Set problem:
Pick out each line of the records that includes the string "Liability", and copy it.

[Rows from a dataset]
►

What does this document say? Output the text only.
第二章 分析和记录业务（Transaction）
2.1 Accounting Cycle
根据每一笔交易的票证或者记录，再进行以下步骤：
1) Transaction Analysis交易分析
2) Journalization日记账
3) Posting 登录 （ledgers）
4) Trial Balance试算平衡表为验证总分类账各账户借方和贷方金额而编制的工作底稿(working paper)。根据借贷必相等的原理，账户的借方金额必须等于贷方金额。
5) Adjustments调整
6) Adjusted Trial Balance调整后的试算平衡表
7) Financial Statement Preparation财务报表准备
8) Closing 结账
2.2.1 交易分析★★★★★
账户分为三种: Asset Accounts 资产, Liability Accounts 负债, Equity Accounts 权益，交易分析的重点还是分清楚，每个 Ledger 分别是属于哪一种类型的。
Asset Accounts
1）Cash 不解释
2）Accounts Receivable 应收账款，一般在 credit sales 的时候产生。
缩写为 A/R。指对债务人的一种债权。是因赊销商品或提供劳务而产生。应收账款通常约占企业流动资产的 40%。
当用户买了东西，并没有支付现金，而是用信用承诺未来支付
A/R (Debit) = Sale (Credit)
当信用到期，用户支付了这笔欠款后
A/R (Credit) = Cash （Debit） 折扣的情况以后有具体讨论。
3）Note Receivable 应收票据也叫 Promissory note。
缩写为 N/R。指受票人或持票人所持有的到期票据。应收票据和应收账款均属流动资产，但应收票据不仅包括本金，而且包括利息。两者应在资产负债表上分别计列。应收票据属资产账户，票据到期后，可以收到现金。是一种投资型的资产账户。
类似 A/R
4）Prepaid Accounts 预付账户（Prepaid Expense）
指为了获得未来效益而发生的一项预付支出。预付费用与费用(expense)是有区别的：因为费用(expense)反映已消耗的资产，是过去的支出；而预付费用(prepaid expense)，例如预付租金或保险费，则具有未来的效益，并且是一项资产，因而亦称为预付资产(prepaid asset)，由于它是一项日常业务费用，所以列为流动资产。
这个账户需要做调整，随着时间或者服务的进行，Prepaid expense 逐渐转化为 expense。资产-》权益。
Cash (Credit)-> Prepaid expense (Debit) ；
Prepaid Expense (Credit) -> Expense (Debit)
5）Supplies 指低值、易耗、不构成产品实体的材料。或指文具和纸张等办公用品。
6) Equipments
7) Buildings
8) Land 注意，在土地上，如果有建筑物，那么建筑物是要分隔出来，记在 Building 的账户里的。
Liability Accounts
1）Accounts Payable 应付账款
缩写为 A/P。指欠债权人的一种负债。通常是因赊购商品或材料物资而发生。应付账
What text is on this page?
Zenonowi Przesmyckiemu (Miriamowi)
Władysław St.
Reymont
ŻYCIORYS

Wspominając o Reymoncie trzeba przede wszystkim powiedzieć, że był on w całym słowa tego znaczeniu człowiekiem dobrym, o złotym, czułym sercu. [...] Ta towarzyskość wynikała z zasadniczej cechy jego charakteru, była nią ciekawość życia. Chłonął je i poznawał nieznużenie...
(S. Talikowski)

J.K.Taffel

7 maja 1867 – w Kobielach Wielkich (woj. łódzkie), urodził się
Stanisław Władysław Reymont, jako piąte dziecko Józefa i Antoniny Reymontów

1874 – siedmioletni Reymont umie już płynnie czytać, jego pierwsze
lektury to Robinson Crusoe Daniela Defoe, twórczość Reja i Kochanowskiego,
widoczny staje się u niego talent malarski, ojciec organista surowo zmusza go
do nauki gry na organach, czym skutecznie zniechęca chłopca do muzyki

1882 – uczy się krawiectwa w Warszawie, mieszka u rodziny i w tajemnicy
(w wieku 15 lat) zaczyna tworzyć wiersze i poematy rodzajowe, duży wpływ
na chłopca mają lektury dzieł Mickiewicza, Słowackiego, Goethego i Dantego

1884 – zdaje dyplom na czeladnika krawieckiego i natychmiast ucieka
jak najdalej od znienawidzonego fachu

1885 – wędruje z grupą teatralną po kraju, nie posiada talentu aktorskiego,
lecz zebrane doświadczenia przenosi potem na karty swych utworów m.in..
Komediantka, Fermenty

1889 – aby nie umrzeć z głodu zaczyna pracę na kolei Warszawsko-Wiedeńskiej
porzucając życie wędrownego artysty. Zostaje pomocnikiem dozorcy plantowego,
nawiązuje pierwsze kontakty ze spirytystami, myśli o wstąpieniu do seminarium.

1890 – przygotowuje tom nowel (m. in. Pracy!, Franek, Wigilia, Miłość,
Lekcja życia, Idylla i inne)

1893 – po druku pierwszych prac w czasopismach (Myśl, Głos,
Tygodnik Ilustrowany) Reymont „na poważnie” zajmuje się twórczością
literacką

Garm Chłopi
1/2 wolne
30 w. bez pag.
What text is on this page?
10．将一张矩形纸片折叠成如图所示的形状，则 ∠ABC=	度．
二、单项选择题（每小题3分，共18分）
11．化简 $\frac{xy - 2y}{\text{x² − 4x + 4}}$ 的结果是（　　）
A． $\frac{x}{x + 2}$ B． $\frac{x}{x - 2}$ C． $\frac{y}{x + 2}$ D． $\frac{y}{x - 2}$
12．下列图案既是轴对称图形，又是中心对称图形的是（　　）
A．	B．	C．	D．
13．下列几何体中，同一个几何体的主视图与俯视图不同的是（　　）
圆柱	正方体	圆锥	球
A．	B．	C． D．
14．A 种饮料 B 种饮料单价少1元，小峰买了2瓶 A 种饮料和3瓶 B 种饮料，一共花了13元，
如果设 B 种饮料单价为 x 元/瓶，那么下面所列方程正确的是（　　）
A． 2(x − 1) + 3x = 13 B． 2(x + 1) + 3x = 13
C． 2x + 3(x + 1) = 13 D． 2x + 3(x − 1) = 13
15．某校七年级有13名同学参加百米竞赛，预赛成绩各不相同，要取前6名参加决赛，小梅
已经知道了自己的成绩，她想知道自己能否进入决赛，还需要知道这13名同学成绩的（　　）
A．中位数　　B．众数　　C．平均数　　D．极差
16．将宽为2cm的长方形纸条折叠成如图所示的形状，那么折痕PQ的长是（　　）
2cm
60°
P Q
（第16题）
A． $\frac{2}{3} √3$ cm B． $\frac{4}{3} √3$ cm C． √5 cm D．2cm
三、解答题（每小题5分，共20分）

◄

Response to the task:
账户分为三种: Asset Accounts 资产, Liability Accounts 负债, Equity Accounts 权益，交易分析的重点还是分清楚，每个 Ledger 分别是属于哪一种类型的。
Liability Accounts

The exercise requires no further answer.